→ **EXERCISE DETAILS**:
Output all the material that follows, exactly as given.

# start of SOURCE MATERIAL

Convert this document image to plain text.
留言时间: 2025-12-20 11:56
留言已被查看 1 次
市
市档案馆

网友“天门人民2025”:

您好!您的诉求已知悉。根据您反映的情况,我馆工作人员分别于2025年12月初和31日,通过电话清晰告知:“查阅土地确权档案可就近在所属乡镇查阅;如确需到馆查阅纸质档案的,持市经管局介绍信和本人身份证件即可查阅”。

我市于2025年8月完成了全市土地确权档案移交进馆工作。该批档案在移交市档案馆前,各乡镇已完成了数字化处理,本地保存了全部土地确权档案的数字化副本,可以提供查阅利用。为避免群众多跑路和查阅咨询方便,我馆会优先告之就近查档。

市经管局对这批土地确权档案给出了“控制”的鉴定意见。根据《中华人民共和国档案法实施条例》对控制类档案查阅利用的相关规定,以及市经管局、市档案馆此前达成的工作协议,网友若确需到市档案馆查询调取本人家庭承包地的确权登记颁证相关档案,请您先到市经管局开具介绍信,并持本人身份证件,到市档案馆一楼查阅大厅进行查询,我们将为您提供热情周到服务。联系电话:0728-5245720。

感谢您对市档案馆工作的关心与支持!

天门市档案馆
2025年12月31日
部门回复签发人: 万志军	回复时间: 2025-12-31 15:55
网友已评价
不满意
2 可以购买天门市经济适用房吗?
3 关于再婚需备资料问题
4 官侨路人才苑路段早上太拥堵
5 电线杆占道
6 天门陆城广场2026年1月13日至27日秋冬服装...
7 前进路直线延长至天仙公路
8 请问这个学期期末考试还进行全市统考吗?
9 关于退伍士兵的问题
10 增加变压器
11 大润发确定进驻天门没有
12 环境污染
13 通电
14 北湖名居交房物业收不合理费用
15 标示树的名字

# end of SOURCE MATERIAL

→ **OUTPUT BELOW**:
Convert this document image to plain text.
留言时间: 2025-12-20 11:56
留言已被查看 1 次
市
市档案馆

网友“天门人民2025”:

您好!您的诉求已知悉。根据您反映的情况,我馆工作人员分别于2025年12月初和31日,通过电话清晰告知:“查阅土地确权档案可就近在所属乡镇查阅;如确需到馆查阅纸质档案的,持市经管局介绍信和本人身份证件即可查阅”。

我市于2025年8月完成了全市土地确权档案移交进馆工作。该批档案在移交市档案馆前,各乡镇已完成了数字化处理,本地保存了全部土地确权档案的数字化副本,可以提供查阅利用。为避免群众多跑路和查阅咨询方便,我馆会优先告之就近查档。

市经管局对这批土地确权档案给出了“控制”的鉴定意见。根据《中华人民共和国档案法实施条例》对控制类档案查阅利用的相关规定,以及市经管局、市档案馆此前达成的工作协议,网友若确需到市档案馆查询调取本人家庭承包地的确权登记颁证相关档案,请您先到市经管局开具介绍信,并持本人身份证件,到市档案馆一楼查阅大厅进行查询,我们将为您提供热情周到服务。联系电话:0728-5245720。

感谢您对市档案馆工作的关心与支持!

天门市档案馆
2025年12月31日
部门回复签发人: 万志军	回复时间: 2025-12-31 15:55
网友已评价
不满意
2 可以购买天门市经济适用房吗?
3 关于再婚需备资料问题
4 官侨路人才苑路段早上太拥堵
5 电线杆占道
6 天门陆城广场2026年1月13日至27日秋冬服装...
7 前进路直线延长至天仙公路
8 请问这个学期期末考试还进行全市统考吗?
9 关于退伍士兵的问题
10 增加变压器
11 大润发确定进驻天门没有
12 环境污染
13 通电
14 北湖名居交房物业收不合理费用
15 标示树的名字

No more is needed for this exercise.